Data:
## begin

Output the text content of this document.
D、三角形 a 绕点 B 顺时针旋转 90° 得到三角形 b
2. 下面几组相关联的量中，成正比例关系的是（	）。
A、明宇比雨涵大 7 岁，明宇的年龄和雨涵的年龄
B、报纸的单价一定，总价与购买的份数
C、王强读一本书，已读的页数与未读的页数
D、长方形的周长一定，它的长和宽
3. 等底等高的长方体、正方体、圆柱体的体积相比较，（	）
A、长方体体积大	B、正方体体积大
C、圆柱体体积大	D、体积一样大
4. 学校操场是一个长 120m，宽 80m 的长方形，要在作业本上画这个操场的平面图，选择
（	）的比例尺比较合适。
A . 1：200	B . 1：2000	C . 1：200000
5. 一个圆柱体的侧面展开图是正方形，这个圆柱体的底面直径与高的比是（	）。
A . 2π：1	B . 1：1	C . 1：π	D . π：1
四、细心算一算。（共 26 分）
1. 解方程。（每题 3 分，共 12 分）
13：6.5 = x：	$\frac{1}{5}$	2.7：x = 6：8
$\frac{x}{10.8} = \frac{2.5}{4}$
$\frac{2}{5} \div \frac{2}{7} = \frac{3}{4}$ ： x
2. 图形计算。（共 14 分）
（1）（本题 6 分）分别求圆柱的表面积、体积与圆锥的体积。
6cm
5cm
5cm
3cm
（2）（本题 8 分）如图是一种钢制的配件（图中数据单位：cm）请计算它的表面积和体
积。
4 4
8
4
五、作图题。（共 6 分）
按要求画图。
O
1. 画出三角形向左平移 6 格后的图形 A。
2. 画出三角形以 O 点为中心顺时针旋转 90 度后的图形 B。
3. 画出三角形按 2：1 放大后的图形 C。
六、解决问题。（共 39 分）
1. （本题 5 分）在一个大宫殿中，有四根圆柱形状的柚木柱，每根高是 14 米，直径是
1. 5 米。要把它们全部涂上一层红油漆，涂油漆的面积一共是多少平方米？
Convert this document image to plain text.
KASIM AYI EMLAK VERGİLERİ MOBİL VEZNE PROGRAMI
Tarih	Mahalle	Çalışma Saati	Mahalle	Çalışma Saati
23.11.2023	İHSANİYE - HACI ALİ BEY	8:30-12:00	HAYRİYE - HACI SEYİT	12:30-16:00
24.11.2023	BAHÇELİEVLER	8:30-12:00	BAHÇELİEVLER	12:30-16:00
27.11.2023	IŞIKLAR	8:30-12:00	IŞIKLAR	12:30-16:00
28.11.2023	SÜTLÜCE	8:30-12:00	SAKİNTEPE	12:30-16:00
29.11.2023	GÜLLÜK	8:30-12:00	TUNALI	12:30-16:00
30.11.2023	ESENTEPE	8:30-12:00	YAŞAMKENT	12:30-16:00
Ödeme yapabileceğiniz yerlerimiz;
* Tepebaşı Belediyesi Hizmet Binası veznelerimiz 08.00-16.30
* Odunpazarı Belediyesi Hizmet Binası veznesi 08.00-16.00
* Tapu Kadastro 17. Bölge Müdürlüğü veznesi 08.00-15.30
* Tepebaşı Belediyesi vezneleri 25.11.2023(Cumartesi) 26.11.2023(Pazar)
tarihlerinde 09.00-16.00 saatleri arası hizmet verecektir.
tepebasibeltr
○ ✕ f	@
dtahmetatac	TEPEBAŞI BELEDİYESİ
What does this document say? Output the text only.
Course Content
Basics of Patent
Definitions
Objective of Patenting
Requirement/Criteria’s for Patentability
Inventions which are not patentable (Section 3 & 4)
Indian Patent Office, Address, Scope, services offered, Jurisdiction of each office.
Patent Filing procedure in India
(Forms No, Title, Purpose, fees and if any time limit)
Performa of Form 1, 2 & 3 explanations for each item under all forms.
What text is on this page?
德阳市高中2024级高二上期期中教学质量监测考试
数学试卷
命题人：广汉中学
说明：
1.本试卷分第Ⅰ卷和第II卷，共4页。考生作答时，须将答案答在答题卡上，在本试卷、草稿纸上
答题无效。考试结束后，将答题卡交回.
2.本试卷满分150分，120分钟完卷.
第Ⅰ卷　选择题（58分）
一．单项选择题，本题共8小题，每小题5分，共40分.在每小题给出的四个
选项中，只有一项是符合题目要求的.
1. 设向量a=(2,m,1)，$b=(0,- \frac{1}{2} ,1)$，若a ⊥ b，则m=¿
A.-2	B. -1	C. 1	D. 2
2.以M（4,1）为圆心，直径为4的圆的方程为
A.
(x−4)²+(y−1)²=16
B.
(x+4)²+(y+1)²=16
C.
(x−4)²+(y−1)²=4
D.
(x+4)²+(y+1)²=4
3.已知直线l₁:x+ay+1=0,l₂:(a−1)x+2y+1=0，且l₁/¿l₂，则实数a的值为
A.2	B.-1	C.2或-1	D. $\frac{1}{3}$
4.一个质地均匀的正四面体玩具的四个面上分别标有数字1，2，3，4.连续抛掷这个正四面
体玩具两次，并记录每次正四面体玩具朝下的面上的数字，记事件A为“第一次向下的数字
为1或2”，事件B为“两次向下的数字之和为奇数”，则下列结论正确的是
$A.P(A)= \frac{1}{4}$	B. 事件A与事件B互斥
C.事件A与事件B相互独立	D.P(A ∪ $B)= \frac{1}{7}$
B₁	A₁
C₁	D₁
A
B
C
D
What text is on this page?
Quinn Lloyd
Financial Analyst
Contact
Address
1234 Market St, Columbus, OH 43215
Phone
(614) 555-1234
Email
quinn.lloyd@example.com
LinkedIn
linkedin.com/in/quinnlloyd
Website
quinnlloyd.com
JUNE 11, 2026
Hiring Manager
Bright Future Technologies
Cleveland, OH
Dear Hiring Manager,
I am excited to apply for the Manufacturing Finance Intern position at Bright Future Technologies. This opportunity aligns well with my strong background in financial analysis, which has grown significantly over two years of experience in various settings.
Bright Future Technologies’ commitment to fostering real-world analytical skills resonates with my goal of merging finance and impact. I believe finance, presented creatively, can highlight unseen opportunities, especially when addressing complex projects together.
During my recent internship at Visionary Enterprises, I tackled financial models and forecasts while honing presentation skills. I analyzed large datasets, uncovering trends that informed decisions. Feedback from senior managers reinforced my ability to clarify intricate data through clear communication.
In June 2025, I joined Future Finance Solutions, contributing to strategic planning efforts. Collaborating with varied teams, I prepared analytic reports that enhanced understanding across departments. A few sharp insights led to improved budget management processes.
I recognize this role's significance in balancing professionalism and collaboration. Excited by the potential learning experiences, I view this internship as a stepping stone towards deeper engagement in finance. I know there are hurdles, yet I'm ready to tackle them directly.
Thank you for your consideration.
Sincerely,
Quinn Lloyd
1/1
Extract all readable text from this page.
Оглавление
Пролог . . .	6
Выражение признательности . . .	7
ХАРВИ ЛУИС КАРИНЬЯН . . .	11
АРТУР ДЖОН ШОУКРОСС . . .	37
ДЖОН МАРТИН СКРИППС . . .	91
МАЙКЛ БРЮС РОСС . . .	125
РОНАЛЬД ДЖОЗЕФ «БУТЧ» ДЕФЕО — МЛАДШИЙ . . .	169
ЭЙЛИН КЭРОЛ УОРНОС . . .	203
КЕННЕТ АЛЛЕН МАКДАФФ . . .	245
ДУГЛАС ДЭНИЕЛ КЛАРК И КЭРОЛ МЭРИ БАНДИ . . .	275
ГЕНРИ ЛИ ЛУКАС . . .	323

## end

Job:
From the records above, pull out every line containing the word "ДЖОН".

Solution for this task:
АРТУР ДЖОН ШОУКРОСС . . .	37
ДЖОН МАРТИН СКРИППС . . .	91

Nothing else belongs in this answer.